▸ Task instructions
Read the records below and copy each line that contains "округов".

— Start Data —

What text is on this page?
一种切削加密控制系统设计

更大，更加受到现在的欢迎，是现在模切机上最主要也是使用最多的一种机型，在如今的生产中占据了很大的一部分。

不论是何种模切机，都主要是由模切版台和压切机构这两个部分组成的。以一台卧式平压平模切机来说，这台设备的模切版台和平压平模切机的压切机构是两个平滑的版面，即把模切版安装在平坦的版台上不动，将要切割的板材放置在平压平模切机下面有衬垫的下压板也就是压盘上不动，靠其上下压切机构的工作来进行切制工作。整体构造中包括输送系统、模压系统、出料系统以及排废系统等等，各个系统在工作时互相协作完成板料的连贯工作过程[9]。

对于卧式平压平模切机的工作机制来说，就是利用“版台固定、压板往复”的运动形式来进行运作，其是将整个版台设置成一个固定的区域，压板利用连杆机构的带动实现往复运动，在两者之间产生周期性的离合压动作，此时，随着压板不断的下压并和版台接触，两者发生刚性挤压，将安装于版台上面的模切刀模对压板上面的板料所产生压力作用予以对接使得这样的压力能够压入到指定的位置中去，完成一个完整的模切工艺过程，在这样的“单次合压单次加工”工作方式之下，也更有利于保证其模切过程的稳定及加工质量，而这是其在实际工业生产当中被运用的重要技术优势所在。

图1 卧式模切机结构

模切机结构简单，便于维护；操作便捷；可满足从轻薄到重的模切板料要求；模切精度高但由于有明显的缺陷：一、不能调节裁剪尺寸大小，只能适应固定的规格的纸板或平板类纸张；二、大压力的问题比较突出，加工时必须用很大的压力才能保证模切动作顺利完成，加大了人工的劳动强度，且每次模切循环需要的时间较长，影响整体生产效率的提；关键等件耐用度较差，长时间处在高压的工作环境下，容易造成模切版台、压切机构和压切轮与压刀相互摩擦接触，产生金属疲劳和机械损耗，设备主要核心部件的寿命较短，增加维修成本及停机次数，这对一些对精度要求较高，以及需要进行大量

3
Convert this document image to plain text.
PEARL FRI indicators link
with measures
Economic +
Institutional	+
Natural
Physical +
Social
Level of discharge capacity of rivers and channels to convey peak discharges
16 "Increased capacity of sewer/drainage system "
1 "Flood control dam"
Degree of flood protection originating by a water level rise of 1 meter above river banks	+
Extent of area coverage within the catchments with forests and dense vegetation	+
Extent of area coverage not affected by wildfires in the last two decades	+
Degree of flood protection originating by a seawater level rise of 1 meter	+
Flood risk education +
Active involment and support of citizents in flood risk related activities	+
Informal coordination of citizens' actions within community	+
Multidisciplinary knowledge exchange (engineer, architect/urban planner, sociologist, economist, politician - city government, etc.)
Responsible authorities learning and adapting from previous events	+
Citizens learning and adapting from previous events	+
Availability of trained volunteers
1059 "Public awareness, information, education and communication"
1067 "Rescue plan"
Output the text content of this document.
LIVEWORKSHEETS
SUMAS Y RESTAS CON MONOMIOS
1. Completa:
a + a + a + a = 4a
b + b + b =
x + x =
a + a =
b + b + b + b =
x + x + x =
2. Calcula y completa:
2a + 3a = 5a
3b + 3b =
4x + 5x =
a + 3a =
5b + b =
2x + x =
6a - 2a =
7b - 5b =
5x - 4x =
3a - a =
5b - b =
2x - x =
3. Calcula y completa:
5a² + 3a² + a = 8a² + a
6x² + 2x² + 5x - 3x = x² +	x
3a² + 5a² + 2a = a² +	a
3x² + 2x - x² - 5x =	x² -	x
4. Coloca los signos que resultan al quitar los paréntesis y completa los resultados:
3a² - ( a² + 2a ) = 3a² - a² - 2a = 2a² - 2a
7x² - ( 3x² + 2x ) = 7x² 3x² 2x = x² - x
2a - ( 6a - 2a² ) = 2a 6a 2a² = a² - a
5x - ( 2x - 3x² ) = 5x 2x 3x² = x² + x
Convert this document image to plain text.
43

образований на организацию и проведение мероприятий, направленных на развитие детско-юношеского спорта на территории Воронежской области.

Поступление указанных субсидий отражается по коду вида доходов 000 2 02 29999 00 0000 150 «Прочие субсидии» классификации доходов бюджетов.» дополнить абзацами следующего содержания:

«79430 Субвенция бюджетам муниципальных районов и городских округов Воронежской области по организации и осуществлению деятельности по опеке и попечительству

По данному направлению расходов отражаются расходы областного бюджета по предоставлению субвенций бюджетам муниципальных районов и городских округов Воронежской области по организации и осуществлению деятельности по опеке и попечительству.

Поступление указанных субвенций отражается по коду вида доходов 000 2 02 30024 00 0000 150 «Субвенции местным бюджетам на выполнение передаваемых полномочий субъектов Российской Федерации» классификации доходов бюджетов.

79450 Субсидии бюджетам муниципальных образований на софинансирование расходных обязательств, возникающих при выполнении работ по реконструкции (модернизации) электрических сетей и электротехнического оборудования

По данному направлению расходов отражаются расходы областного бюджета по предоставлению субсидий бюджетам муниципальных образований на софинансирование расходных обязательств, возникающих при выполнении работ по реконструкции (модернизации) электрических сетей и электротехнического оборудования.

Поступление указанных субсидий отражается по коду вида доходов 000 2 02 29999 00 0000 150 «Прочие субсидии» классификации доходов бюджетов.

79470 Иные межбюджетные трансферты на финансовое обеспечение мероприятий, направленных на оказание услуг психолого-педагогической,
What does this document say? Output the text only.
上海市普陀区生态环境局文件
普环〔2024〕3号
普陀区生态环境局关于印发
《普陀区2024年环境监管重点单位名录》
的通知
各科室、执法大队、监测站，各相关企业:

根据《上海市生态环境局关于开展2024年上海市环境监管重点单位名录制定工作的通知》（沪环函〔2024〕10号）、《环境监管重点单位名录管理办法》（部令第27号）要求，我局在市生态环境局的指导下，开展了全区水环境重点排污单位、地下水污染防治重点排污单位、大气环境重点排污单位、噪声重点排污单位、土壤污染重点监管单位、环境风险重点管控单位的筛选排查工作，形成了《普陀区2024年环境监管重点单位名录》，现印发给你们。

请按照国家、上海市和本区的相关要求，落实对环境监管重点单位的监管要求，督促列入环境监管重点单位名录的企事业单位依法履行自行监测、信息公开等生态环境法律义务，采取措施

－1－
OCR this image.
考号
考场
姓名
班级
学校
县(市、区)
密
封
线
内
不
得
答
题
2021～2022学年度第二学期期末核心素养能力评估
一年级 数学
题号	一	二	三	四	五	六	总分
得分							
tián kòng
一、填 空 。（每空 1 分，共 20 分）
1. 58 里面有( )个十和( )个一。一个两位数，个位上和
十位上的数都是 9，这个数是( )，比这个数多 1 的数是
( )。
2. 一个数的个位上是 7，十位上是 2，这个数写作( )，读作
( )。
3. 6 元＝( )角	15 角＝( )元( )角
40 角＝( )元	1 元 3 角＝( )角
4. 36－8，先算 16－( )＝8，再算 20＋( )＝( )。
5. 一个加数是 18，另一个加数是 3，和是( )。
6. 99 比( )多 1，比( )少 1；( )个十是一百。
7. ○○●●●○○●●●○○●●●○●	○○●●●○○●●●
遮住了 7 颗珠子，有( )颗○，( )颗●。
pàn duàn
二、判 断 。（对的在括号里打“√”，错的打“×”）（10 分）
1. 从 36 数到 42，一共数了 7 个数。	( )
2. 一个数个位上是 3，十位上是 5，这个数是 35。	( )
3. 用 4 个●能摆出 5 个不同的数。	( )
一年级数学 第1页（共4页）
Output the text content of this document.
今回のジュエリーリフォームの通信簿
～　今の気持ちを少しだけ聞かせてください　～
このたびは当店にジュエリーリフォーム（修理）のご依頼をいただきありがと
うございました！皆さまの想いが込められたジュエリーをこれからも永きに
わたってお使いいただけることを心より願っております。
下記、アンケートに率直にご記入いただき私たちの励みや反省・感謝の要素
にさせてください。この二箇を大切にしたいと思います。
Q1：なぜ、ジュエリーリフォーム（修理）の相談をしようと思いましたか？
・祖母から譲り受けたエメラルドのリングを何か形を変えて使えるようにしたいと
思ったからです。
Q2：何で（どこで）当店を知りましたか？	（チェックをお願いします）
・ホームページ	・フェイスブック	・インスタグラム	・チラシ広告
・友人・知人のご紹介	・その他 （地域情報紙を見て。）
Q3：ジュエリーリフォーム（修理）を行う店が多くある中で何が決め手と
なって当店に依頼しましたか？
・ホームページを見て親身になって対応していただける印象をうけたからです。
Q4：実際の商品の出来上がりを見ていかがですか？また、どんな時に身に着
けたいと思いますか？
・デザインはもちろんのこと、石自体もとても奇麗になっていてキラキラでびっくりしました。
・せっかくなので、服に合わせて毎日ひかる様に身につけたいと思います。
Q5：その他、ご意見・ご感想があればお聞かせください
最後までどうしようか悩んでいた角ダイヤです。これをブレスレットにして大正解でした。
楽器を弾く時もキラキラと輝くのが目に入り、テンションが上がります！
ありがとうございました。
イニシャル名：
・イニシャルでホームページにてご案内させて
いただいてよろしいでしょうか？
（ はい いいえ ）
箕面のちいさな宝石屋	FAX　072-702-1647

— End Data —

▸ Exercise solution
«79430 Субвенция бюджетам муниципальных районов и городских округов Воронежской области по организации и осуществлению деятельности по опеке и попечительству
По данному направлению расходов отражаются расходы областного бюджета по предоставлению субвенций бюджетам муниципальных районов и городских округов Воронежской области по организации и осуществлению деятельности по опеке и попечительству.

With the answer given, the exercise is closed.